▶ RECORDS FOR THIS TASK
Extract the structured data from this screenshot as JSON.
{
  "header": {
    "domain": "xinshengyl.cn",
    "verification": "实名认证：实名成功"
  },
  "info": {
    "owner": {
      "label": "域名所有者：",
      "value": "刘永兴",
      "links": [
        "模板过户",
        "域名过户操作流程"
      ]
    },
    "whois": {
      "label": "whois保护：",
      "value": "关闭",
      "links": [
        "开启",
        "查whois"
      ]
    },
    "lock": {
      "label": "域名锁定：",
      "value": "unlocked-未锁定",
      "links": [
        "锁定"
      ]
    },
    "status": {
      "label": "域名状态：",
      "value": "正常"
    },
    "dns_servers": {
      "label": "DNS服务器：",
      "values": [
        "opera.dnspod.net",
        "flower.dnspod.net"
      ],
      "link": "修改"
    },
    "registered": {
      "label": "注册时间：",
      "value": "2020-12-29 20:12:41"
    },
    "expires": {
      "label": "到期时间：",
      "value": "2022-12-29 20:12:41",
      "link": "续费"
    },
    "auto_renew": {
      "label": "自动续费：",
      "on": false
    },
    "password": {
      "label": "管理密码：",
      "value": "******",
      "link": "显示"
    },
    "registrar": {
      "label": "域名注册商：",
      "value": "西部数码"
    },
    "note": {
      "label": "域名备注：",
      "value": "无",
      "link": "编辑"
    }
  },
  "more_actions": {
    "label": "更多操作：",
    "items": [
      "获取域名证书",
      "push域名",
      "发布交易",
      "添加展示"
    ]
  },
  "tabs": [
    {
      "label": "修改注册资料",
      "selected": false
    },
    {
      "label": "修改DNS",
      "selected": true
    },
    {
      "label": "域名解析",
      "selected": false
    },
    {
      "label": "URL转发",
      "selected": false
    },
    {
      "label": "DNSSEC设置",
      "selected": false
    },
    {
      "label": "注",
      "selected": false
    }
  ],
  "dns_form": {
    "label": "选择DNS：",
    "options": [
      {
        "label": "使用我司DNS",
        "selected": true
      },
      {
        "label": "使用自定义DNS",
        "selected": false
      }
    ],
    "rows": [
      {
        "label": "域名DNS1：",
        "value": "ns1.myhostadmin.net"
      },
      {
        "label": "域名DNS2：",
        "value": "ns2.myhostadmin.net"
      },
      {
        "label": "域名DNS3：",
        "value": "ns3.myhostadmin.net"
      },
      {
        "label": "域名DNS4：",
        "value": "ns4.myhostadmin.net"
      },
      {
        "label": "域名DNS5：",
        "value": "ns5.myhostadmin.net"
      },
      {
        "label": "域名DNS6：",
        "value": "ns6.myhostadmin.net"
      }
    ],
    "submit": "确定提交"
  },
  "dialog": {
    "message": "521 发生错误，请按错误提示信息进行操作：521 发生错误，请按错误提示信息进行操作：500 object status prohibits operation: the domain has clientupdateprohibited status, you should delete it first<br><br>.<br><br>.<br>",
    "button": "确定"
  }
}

▶ DIRECTION
Your task is to quote all of the data word for word.

▶ RESPONSE FOR THIS EXERCISE
Extract the structured data from this screenshot as JSON.
{
  "header": {
    "domain": "xinshengyl.cn",
    "verification": "实名认证：实名成功"
  },
  "info": {
    "owner": {
      "label": "域名所有者：",
      "value": "刘永兴",
      "links": [
        "模板过户",
        "域名过户操作流程"
      ]
    },
    "whois": {
      "label": "whois保护：",
      "value": "关闭",
      "links": [
        "开启",
        "查whois"
      ]
    },
    "lock": {
      "label": "域名锁定：",
      "value": "unlocked-未锁定",
      "links": [
        "锁定"
      ]
    },
    "status": {
      "label": "域名状态：",
      "value": "正常"
    },
    "dns_servers": {
      "label": "DNS服务器：",
      "values": [
        "opera.dnspod.net",
        "flower.dnspod.net"
      ],
      "link": "修改"
    },
    "registered": {
      "label": "注册时间：",
      "value": "2020-12-29 20:12:41"
    },
    "expires": {
      "label": "到期时间：",
      "value": "2022-12-29 20:12:41",
      "link": "续费"
    },
    "auto_renew": {
      "label": "自动续费：",
      "on": false
    },
    "password": {
      "label": "管理密码：",
      "value": "******",
      "link": "显示"
    },
    "registrar": {
      "label": "域名注册商：",
      "value": "西部数码"
    },
    "note": {
      "label": "域名备注：",
      "value": "无",
      "link": "编辑"
    }
  },
  "more_actions": {
    "label": "更多操作：",
    "items": [
      "获取域名证书",
      "push域名",
      "发布交易",
      "添加展示"
    ]
  },
  "tabs": [
    {
      "label": "修改注册资料",
      "selected": false
    },
    {
      "label": "修改DNS",
      "selected": true
    },
    {
      "label": "域名解析",
      "selected": false
    },
    {
      "label": "URL转发",
      "selected": false
    },
    {
      "label": "DNSSEC设置",
      "selected": false
    },
    {
      "label": "注",
      "selected": false
    }
  ],
  "dns_form": {
    "label": "选择DNS：",
    "options": [
      {
        "label": "使用我司DNS",
        "selected": true
      },
      {
        "label": "使用自定义DNS",
        "selected": false
      }
    ],
    "rows": [
      {
        "label": "域名DNS1：",
        "value": "ns1.myhostadmin.net"
      },
      {
        "label": "域名DNS2：",
        "value": "ns2.myhostadmin.net"
      },
      {
        "label": "域名DNS3：",
        "value": "ns3.myhostadmin.net"
      },
      {
        "label": "域名DNS4：",
        "value": "ns4.myhostadmin.net"
      },
      {
        "label": "域名DNS5：",
        "value": "ns5.myhostadmin.net"
      },
      {
        "label": "域名DNS6：",
        "value": "ns6.myhostadmin.net"
      }
    ],
    "submit": "确定提交"
  },
  "dialog": {
    "message": "521 发生错误，请按错误提示信息进行操作：521 发生错误，请按错误提示信息进行操作：500 object status prohibits operation: the domain has clientupdateprohibited status, you should delete it first<br><br>.<br><br>.<br>",
    "button": "确定"
  }
}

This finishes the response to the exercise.